WORK INSTRUCTIONS — Write every record out again exactly as given.

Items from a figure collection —
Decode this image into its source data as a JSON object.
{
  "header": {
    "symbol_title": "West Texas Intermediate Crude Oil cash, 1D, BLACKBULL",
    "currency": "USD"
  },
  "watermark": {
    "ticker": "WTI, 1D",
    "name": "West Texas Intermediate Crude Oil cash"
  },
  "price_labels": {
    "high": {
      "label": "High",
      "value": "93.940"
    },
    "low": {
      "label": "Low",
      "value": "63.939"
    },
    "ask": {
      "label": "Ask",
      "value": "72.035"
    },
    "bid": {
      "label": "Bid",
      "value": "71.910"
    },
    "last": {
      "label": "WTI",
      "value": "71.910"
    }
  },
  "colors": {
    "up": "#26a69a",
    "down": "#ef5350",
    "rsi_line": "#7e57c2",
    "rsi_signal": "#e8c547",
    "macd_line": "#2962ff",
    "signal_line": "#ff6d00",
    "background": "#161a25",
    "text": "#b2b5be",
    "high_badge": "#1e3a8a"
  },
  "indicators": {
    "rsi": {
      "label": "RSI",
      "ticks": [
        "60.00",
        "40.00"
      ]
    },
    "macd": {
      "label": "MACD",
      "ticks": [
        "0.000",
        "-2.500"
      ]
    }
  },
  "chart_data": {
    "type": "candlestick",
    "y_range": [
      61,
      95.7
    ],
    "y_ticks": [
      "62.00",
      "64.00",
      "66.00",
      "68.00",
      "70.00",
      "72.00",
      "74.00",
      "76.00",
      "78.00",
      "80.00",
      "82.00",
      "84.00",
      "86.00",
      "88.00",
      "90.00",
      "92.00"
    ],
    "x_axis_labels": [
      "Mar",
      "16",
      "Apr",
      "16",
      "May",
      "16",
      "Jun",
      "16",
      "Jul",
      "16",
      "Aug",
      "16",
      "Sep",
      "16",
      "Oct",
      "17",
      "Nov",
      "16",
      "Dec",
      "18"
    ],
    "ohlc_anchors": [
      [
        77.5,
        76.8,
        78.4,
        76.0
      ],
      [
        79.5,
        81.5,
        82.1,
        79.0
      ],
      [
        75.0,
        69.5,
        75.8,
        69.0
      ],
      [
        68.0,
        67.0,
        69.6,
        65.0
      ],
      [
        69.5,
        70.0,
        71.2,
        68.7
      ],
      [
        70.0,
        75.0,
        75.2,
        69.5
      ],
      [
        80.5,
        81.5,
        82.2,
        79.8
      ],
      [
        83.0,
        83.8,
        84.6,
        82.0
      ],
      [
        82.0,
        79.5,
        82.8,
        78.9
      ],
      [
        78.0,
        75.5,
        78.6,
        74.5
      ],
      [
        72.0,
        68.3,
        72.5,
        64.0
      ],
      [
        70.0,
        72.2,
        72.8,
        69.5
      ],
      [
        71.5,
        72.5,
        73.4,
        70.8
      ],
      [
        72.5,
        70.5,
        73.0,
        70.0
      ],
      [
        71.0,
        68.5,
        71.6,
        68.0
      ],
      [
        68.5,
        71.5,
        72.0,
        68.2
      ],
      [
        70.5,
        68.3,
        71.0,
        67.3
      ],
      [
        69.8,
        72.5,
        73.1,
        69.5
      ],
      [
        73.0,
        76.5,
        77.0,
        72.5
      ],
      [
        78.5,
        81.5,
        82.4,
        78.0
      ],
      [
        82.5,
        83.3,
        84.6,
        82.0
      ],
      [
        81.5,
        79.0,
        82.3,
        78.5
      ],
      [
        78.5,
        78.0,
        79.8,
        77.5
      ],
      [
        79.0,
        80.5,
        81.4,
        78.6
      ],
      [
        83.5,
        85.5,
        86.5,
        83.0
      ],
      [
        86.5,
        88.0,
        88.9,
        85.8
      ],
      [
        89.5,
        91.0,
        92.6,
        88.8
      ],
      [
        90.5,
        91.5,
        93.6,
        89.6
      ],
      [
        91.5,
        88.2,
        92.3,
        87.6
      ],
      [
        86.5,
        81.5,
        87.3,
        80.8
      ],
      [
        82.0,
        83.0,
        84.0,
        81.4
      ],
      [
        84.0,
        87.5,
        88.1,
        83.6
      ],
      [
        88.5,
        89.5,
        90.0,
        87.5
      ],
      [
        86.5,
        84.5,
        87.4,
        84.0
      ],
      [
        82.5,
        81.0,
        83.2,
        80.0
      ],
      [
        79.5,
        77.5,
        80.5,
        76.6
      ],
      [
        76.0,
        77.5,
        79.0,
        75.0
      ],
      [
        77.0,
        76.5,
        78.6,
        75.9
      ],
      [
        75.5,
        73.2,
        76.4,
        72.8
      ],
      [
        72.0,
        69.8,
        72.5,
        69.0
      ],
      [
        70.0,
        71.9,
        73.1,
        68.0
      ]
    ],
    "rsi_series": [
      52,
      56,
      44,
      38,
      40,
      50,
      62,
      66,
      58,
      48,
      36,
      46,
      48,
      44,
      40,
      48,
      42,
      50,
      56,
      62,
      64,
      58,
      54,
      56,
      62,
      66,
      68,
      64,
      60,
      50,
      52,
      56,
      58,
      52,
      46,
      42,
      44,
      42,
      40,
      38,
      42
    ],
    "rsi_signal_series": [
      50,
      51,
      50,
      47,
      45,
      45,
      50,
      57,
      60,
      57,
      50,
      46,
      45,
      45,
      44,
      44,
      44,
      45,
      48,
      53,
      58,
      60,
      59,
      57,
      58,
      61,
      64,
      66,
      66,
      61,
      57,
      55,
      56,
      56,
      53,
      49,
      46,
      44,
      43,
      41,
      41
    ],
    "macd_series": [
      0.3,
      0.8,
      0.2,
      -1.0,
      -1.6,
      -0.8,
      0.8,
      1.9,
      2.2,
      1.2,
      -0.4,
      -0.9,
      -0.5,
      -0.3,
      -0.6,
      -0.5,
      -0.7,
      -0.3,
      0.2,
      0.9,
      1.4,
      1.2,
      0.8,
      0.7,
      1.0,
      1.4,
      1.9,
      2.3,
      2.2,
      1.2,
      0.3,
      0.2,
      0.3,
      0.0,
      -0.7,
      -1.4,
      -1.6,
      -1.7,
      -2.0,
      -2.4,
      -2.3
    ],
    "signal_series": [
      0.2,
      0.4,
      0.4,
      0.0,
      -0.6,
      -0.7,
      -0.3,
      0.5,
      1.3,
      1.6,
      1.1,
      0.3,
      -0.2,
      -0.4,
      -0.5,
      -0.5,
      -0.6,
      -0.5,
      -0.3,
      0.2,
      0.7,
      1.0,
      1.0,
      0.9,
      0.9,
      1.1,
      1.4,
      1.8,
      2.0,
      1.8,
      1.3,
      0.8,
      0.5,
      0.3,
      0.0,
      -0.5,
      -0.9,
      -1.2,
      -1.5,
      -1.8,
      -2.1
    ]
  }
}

WRITTEN RESPONSE —
Decode this image into its source data as a JSON object.
{
  "header": {
    "symbol_title": "West Texas Intermediate Crude Oil cash, 1D, BLACKBULL",
    "currency": "USD"
  },
  "watermark": {
    "ticker": "WTI, 1D",
    "name": "West Texas Intermediate Crude Oil cash"
  },
  "price_labels": {
    "high": {
      "label": "High",
      "value": "93.940"
    },
    "low": {
      "label": "Low",
      "value": "63.939"
    },
    "ask": {
      "label": "Ask",
      "value": "72.035"
    },
    "bid": {
      "label": "Bid",
      "value": "71.910"
    },
    "last": {
      "label": "WTI",
      "value": "71.910"
    }
  },
  "colors": {
    "up": "#26a69a",
    "down": "#ef5350",
    "rsi_line": "#7e57c2",
    "rsi_signal": "#e8c547",
    "macd_line": "#2962ff",
    "signal_line": "#ff6d00",
    "background": "#161a25",
    "text": "#b2b5be",
    "high_badge": "#1e3a8a"
  },
  "indicators": {
    "rsi": {
      "label": "RSI",
      "ticks": [
        "60.00",
        "40.00"
      ]
    },
    "macd": {
      "label": "MACD",
      "ticks": [
        "0.000",
        "-2.500"
      ]
    }
  },
  "chart_data": {
    "type": "candlestick",
    "y_range": [
      61,
      95.7
    ],
    "y_ticks": [
      "62.00",
      "64.00",
      "66.00",
      "68.00",
      "70.00",
      "72.00",
      "74.00",
      "76.00",
      "78.00",
      "80.00",
      "82.00",
      "84.00",
      "86.00",
      "88.00",
      "90.00",
      "92.00"
    ],
    "x_axis_labels": [
      "Mar",
      "16",
      "Apr",
      "16",
      "May",
      "16",
      "Jun",
      "16",
      "Jul",
      "16",
      "Aug",
      "16",
      "Sep",
      "16",
      "Oct",
      "17",
      "Nov",
      "16",
      "Dec",
      "18"
    ],
    "ohlc_anchors": [
      [
        77.5,
        76.8,
        78.4,
        76.0
      ],
      [
        79.5,
        81.5,
        82.1,
        79.0
      ],
      [
        75.0,
        69.5,
        75.8,
        69.0
      ],
      [
        68.0,
        67.0,
        69.6,
        65.0
      ],
      [
        69.5,
        70.0,
        71.2,
        68.7
      ],
      [
        70.0,
        75.0,
        75.2,
        69.5
      ],
      [
        80.5,
        81.5,
        82.2,
        79.8
      ],
      [
        83.0,
        83.8,
        84.6,
        82.0
      ],
      [
        82.0,
        79.5,
        82.8,
        78.9
      ],
      [
        78.0,
        75.5,
        78.6,
        74.5
      ],
      [
        72.0,
        68.3,
        72.5,
        64.0
      ],
      [
        70.0,
        72.2,
        72.8,
        69.5
      ],
      [
        71.5,
        72.5,
        73.4,
        70.8
      ],
      [
        72.5,
        70.5,
        73.0,
        70.0
      ],
      [
        71.0,
        68.5,
        71.6,
        68.0
      ],
      [
        68.5,
        71.5,
        72.0,
        68.2
      ],
      [
        70.5,
        68.3,
        71.0,
        67.3
      ],
      [
        69.8,
        72.5,
        73.1,
        69.5
      ],
      [
        73.0,
        76.5,
        77.0,
        72.5
      ],
      [
        78.5,
        81.5,
        82.4,
        78.0
      ],
      [
        82.5,
        83.3,
        84.6,
        82.0
      ],
      [
        81.5,
        79.0,
        82.3,
        78.5
      ],
      [
        78.5,
        78.0,
        79.8,
        77.5
      ],
      [
        79.0,
        80.5,
        81.4,
        78.6
      ],
      [
        83.5,
        85.5,
        86.5,
        83.0
      ],
      [
        86.5,
        88.0,
        88.9,
        85.8
      ],
      [
        89.5,
        91.0,
        92.6,
        88.8
      ],
      [
        90.5,
        91.5,
        93.6,
        89.6
      ],
      [
        91.5,
        88.2,
        92.3,
        87.6
      ],
      [
        86.5,
        81.5,
        87.3,
        80.8
      ],
      [
        82.0,
        83.0,
        84.0,
        81.4
      ],
      [
        84.0,
        87.5,
        88.1,
        83.6
      ],
      [
        88.5,
        89.5,
        90.0,
        87.5
      ],
      [
        86.5,
        84.5,
        87.4,
        84.0
      ],
      [
        82.5,
        81.0,
        83.2,
        80.0
      ],
      [
        79.5,
        77.5,
        80.5,
        76.6
      ],
      [
        76.0,
        77.5,
        79.0,
        75.0
      ],
      [
        77.0,
        76.5,
        78.6,
        75.9
      ],
      [
        75.5,
        73.2,
        76.4,
        72.8
      ],
      [
        72.0,
        69.8,
        72.5,
        69.0
      ],
      [
        70.0,
        71.9,
        73.1,
        68.0
      ]
    ],
    "rsi_series": [
      52,
      56,
      44,
      38,
      40,
      50,
      62,
      66,
      58,
      48,
      36,
      46,
      48,
      44,
      40,
      48,
      42,
      50,
      56,
      62,
      64,
      58,
      54,
      56,
      62,
      66,
      68,
      64,
      60,
      50,
      52,
      56,
      58,
      52,
      46,
      42,
      44,
      42,
      40,
      38,
      42
    ],
    "rsi_signal_series": [
      50,
      51,
      50,
      47,
      45,
      45,
      50,
      57,
      60,
      57,
      50,
      46,
      45,
      45,
      44,
      44,
      44,
      45,
      48,
      53,
      58,
      60,
      59,
      57,
      58,
      61,
      64,
      66,
      66,
      61,
      57,
      55,
      56,
      56,
      53,
      49,
      46,
      44,
      43,
      41,
      41
    ],
    "macd_series": [
      0.3,
      0.8,
      0.2,
      -1.0,
      -1.6,
      -0.8,
      0.8,
      1.9,
      2.2,
      1.2,
      -0.4,
      -0.9,
      -0.5,
      -0.3,
      -0.6,
      -0.5,
      -0.7,
      -0.3,
      0.2,
      0.9,
      1.4,
      1.2,
      0.8,
      0.7,
      1.0,
      1.4,
      1.9,
      2.3,
      2.2,
      1.2,
      0.3,
      0.2,
      0.3,
      0.0,
      -0.7,
      -1.4,
      -1.6,
      -1.7,
      -2.0,
      -2.4,
      -2.3
    ],
    "signal_series": [
      0.2,
      0.4,
      0.4,
      0.0,
      -0.6,
      -0.7,
      -0.3,
      0.5,
      1.3,
      1.6,
      1.1,
      0.3,
      -0.2,
      -0.4,
      -0.5,
      -0.5,
      -0.6,
      -0.5,
      -0.3,
      0.2,
      0.7,
      1.0,
      1.0,
      0.9,
      0.9,
      1.1,
      1.4,
      1.8,
      2.0,
      1.8,
      1.3,
      0.8,
      0.5,
      0.3,
      0.0,
      -0.5,
      -0.9,
      -1.2,
      -1.5,
      -1.8,
      -2.1
    ]
  }
}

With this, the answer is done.